### Aim of the exercise
Collect all lines from the records below that include the word "content".
#### Given entries ####
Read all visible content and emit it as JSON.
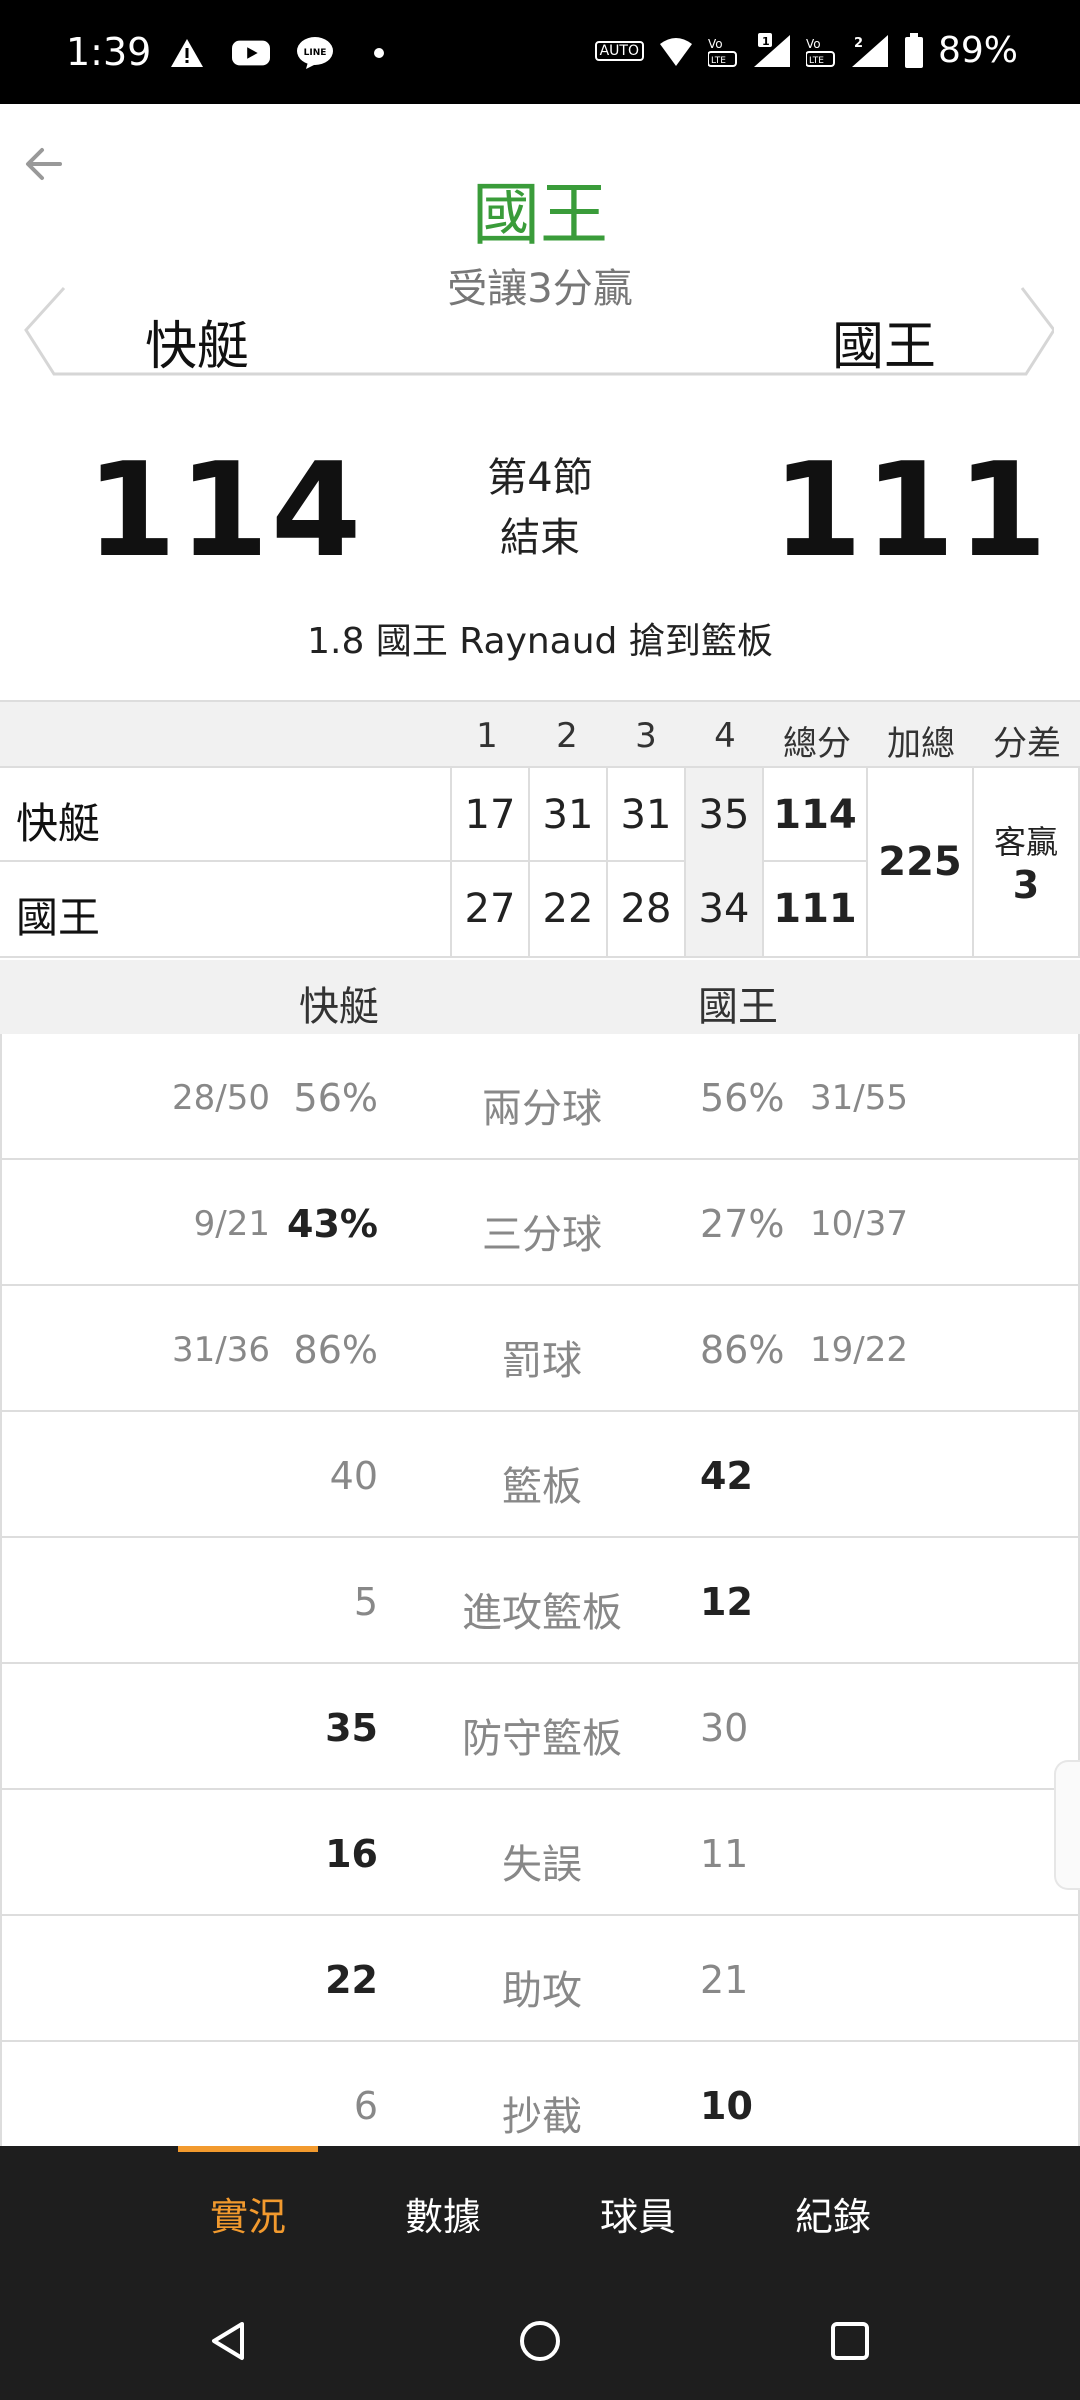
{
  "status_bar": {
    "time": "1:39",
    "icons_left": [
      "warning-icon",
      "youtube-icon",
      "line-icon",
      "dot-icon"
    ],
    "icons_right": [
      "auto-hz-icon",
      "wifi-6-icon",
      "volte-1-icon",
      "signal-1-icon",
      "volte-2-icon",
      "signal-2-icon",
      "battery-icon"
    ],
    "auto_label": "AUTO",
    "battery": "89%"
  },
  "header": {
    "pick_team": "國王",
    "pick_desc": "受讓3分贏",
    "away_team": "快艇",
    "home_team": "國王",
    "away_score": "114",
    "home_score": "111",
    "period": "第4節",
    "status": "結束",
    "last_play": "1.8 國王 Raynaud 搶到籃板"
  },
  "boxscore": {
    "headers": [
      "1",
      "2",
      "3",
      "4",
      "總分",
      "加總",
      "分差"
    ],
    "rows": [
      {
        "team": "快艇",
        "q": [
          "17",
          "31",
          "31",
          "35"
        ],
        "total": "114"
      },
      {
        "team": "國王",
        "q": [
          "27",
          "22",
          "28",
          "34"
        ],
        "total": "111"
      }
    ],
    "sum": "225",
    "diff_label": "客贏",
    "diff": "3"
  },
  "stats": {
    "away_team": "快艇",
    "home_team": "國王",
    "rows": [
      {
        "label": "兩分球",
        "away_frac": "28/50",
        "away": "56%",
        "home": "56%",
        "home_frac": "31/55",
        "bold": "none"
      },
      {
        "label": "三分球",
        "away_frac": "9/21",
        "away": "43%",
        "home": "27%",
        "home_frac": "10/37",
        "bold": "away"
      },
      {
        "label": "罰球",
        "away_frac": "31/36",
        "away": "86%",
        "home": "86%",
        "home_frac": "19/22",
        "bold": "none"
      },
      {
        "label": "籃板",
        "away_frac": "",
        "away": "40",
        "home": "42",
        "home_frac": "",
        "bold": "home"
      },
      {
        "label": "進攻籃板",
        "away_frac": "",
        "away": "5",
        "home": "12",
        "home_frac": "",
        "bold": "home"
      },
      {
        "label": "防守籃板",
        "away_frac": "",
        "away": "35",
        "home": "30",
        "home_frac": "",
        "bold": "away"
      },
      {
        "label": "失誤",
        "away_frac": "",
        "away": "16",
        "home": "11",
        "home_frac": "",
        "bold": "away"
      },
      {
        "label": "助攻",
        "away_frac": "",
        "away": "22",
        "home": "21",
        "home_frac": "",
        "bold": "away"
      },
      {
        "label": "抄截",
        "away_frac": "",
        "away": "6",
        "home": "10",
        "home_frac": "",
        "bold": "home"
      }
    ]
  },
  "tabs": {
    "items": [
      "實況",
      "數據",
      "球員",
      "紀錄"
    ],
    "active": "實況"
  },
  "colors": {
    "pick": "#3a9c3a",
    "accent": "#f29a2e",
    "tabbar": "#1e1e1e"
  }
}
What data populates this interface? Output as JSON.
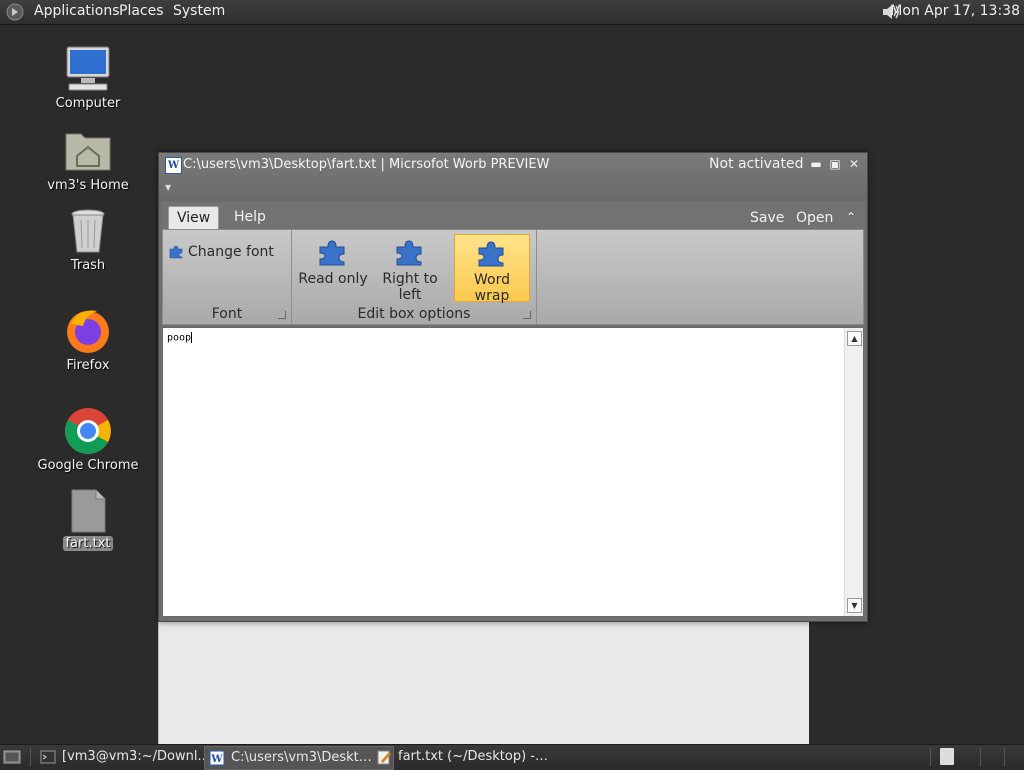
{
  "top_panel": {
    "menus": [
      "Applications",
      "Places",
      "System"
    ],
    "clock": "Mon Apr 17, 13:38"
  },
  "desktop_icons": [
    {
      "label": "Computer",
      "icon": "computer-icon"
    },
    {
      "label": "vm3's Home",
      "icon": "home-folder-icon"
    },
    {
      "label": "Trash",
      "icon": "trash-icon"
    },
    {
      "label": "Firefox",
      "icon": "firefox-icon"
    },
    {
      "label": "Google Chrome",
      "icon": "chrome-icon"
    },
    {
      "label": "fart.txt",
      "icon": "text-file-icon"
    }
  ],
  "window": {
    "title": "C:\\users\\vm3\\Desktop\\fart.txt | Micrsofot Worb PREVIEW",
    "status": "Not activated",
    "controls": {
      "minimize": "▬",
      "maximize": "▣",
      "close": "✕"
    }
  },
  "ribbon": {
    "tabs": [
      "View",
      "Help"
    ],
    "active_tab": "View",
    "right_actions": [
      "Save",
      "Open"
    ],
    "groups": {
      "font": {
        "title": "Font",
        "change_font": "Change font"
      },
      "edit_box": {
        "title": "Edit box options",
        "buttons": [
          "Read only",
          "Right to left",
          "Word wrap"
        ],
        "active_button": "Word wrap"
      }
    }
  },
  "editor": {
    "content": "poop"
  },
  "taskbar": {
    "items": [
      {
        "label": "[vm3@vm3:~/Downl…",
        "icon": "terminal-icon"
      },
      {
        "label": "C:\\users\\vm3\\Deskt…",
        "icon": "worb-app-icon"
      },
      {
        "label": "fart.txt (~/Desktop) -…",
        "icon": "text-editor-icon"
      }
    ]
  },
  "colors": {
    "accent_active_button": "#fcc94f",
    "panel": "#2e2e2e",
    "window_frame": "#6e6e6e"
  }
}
####
### The response
Read all visible content and emit it as JSON.
    "content": "poop"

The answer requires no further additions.